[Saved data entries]
● ● ● ● ●

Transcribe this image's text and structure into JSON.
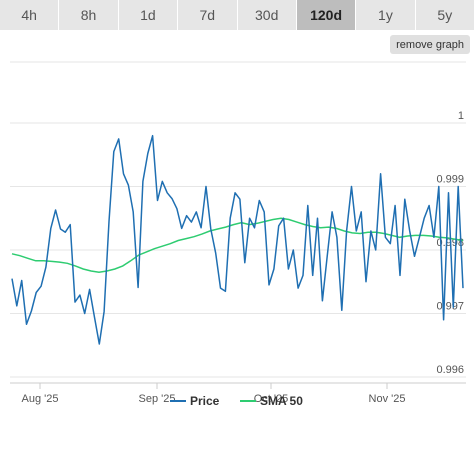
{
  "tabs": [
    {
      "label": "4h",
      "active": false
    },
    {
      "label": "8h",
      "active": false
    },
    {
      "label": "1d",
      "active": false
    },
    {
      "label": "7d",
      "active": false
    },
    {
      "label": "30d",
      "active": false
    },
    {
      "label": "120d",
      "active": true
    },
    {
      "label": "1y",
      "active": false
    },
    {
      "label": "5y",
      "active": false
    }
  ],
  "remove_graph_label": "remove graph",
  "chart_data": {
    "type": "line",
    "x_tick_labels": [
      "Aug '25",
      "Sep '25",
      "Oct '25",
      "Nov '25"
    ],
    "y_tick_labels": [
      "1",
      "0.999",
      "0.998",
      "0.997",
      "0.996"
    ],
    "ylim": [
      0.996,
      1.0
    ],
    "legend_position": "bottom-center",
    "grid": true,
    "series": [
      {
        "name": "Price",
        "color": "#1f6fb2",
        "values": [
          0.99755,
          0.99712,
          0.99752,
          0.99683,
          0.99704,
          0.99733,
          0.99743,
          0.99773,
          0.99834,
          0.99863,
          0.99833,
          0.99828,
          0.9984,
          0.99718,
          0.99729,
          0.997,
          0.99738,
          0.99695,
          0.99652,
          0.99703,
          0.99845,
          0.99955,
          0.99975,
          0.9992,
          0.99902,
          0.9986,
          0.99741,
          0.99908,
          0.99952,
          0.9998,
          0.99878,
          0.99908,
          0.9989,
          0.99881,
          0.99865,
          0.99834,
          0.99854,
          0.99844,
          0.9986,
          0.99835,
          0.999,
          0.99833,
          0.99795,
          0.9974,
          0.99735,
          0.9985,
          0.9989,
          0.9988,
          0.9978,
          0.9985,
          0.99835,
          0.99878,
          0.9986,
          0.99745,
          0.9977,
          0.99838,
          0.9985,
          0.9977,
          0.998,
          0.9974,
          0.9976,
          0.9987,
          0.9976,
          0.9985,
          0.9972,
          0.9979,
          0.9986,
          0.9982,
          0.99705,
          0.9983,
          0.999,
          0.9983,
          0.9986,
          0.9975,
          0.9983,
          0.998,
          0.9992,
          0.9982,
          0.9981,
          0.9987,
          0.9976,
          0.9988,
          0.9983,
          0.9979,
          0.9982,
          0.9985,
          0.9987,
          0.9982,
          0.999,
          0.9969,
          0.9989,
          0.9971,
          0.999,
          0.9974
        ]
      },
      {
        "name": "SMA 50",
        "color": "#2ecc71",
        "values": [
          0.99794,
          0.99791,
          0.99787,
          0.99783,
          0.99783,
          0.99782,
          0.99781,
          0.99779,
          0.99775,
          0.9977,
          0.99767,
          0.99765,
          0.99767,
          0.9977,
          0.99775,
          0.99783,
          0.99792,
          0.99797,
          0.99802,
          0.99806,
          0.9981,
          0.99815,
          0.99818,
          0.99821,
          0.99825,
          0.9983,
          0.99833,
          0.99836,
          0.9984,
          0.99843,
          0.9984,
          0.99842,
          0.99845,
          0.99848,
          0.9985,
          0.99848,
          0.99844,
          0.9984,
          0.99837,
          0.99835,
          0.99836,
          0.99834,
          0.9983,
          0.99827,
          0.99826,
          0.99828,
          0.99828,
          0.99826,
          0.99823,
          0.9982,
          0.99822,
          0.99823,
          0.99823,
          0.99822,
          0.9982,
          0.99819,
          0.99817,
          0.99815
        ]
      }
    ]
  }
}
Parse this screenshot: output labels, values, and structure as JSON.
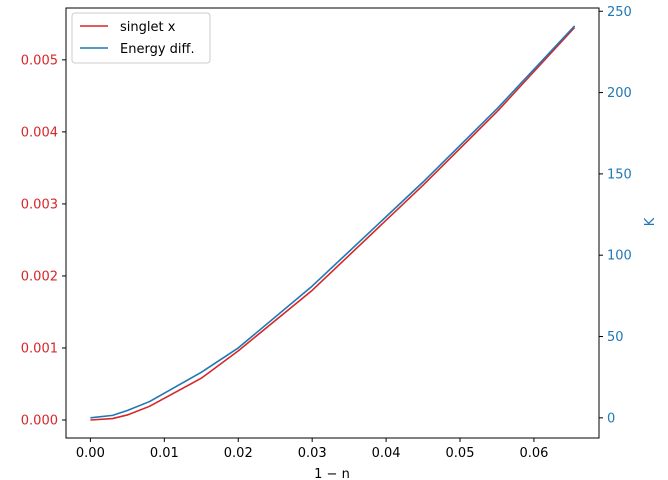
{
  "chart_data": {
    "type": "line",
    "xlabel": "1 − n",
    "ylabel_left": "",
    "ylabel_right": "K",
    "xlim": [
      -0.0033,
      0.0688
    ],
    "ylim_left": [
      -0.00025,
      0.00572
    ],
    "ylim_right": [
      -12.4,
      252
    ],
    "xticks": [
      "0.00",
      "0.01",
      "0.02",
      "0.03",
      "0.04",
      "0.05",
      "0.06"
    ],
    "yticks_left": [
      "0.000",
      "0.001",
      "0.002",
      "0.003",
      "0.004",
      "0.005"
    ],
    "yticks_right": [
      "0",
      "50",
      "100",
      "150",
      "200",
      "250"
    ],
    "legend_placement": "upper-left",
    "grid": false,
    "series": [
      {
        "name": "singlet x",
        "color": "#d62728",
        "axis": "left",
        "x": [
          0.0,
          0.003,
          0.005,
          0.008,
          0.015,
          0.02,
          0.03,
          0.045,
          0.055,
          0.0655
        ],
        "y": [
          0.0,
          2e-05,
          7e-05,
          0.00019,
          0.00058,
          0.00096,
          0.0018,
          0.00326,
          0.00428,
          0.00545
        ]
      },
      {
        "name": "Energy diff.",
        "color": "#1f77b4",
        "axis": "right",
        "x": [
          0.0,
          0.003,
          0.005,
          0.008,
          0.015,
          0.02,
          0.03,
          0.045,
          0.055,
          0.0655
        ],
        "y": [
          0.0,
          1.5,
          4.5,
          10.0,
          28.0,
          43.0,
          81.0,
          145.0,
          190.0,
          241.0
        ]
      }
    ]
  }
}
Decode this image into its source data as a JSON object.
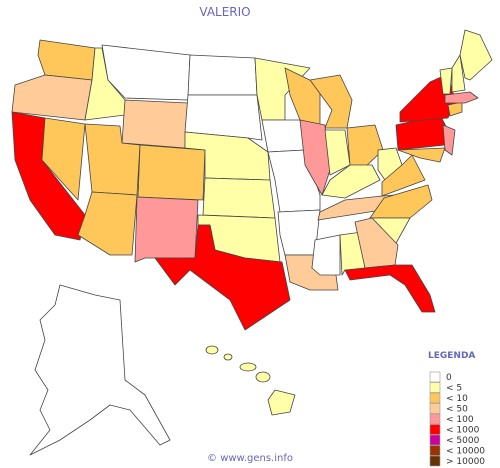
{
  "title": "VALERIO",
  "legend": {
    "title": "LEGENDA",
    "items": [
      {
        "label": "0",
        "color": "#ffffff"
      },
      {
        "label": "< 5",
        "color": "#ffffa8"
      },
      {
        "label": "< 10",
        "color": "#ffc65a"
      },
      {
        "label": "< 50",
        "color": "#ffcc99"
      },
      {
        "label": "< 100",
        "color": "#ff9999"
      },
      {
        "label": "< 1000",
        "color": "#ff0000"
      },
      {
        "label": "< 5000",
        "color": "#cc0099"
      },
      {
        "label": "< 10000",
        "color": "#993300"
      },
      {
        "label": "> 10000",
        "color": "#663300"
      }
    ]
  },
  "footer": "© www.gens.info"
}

● ● ● ● ●

REQUIREMENTS: Show every line in the records above that contains the word "name".

SOLUTION TO THIS PROBLEM:
        "name": "Price",
        "name": "SMA 50",
        "name": "singlet x",
        "name": "Energy diff.",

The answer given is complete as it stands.